* BEGIN Task data *
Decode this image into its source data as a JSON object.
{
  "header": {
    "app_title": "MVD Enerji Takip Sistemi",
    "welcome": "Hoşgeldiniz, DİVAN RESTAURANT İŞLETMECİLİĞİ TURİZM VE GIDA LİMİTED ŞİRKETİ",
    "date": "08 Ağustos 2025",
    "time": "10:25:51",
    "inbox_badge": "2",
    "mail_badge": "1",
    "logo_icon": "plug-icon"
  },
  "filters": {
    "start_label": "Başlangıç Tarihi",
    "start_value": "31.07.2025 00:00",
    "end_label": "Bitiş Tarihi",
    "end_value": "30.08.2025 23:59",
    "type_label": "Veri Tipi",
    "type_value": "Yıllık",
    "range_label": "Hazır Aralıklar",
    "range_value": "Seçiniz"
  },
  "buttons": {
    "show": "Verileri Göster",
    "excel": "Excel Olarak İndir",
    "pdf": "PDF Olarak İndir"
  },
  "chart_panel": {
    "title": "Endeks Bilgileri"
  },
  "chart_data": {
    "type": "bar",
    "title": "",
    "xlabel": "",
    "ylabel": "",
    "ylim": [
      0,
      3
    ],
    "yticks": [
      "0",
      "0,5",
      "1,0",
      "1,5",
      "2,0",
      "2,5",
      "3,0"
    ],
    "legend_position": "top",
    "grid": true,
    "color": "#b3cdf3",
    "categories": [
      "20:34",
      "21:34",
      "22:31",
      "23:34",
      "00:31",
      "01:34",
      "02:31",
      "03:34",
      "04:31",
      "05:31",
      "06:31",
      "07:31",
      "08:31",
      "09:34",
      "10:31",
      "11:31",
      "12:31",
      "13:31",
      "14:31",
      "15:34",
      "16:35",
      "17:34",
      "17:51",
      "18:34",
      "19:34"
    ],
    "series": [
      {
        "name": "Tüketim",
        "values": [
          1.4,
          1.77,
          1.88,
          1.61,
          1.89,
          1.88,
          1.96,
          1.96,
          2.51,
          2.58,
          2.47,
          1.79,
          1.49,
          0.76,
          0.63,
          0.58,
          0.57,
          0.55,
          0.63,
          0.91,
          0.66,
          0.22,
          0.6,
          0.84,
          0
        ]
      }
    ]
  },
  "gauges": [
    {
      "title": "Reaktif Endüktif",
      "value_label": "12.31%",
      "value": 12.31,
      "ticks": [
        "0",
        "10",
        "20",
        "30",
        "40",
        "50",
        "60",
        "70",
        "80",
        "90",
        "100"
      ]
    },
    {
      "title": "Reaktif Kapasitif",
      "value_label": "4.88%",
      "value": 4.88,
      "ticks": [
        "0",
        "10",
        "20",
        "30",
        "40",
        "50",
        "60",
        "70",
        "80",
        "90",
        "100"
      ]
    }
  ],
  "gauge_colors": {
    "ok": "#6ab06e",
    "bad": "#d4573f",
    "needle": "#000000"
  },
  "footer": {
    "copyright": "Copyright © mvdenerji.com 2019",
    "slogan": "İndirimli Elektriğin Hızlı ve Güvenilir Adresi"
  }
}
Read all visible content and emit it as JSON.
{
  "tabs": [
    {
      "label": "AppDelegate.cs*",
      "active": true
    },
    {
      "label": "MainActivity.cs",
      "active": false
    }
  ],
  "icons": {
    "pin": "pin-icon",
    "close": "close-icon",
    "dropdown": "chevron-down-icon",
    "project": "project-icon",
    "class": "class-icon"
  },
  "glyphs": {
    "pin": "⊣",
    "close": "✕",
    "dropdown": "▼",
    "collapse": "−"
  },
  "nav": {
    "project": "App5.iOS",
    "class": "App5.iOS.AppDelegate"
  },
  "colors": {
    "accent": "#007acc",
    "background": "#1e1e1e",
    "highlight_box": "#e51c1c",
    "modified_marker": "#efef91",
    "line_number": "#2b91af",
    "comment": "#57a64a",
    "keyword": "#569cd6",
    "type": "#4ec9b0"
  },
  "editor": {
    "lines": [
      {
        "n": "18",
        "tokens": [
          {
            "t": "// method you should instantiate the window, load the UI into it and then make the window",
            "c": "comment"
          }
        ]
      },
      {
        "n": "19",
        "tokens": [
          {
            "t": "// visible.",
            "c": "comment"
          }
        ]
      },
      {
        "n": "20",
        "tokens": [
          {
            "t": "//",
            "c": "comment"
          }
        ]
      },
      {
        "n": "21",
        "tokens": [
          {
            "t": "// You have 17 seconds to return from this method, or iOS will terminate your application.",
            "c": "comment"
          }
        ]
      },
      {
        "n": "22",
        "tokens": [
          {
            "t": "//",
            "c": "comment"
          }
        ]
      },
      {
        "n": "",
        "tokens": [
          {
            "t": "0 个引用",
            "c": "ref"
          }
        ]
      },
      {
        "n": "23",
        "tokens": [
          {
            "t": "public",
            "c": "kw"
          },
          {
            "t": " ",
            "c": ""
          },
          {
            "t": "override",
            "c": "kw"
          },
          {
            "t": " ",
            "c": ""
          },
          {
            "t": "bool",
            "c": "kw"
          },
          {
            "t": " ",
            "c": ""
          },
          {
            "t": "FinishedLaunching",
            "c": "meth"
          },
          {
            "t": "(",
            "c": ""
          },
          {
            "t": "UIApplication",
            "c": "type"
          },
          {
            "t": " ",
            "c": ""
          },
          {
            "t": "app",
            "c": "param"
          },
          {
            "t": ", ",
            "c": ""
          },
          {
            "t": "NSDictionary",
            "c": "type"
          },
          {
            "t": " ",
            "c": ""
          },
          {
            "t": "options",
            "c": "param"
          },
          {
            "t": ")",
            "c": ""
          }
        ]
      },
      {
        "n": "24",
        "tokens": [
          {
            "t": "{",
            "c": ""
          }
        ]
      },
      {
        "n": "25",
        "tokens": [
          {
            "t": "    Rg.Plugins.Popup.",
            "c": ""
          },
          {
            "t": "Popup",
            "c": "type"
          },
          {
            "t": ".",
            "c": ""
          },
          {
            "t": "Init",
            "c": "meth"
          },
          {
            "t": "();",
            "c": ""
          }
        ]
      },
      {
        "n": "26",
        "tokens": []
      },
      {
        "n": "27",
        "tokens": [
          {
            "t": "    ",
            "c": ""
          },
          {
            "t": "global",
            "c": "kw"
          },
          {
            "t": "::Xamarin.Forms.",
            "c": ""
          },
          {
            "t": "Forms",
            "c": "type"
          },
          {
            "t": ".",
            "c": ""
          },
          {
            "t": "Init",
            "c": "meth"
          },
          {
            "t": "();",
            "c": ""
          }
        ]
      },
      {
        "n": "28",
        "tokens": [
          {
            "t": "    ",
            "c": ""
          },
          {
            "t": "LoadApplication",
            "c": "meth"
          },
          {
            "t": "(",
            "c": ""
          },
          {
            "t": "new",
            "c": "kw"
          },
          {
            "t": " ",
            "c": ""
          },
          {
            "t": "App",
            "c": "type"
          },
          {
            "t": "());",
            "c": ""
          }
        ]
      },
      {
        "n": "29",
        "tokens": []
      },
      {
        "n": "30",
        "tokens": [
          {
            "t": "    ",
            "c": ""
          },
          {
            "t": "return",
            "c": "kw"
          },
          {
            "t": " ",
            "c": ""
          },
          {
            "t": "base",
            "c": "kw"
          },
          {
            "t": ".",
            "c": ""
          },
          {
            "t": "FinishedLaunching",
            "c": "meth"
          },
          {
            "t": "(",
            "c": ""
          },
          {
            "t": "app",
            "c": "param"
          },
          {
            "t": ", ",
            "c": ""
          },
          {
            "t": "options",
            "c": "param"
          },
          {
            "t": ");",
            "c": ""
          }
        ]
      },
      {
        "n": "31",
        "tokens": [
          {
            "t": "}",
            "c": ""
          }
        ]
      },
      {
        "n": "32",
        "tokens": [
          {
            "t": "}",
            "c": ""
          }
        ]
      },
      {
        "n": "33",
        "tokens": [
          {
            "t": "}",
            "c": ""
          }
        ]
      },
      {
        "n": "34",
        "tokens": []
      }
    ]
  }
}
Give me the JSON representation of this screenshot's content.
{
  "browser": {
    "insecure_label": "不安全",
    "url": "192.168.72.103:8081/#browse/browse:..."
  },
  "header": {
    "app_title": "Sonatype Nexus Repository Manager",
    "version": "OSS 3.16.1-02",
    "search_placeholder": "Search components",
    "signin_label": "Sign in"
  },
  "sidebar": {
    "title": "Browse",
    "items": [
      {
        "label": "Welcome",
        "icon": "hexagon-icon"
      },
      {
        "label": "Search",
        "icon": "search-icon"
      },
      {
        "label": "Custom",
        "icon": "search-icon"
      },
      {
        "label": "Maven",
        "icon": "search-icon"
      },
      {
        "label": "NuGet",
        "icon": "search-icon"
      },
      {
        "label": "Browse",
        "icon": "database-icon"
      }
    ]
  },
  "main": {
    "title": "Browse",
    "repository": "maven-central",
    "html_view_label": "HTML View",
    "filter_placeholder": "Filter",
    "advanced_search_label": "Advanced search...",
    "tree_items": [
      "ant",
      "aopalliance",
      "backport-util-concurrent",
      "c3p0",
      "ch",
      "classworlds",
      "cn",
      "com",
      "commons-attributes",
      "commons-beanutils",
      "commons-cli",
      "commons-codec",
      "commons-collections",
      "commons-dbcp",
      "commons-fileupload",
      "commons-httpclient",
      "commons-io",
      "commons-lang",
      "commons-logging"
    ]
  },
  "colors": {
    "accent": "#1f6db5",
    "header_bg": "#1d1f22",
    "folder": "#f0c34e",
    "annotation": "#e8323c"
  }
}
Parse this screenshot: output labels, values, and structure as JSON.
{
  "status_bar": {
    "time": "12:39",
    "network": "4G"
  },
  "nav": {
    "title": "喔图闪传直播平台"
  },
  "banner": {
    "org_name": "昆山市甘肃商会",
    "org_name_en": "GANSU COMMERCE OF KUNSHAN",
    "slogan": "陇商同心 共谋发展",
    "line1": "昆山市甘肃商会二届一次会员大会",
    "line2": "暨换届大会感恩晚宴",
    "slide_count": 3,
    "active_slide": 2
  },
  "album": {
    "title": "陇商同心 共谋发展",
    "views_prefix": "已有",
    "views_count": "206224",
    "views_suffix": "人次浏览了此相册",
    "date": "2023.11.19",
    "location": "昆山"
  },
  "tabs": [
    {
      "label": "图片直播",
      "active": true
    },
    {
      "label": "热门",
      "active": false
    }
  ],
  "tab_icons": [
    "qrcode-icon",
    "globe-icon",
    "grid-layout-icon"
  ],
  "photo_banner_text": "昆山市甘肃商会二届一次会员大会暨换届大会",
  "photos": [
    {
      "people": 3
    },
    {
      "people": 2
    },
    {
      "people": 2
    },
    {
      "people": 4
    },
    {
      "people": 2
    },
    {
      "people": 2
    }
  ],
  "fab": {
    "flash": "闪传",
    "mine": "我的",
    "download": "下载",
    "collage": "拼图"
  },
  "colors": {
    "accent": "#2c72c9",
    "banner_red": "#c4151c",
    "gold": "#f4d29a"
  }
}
* END Task data *
§ **Given task**:
Read the data above. Pull out each line in which the string "Olarak" appears.

§ **Response below**:
    "excel": "Excel Olarak İndir",
    "pdf": "PDF Olarak İndir"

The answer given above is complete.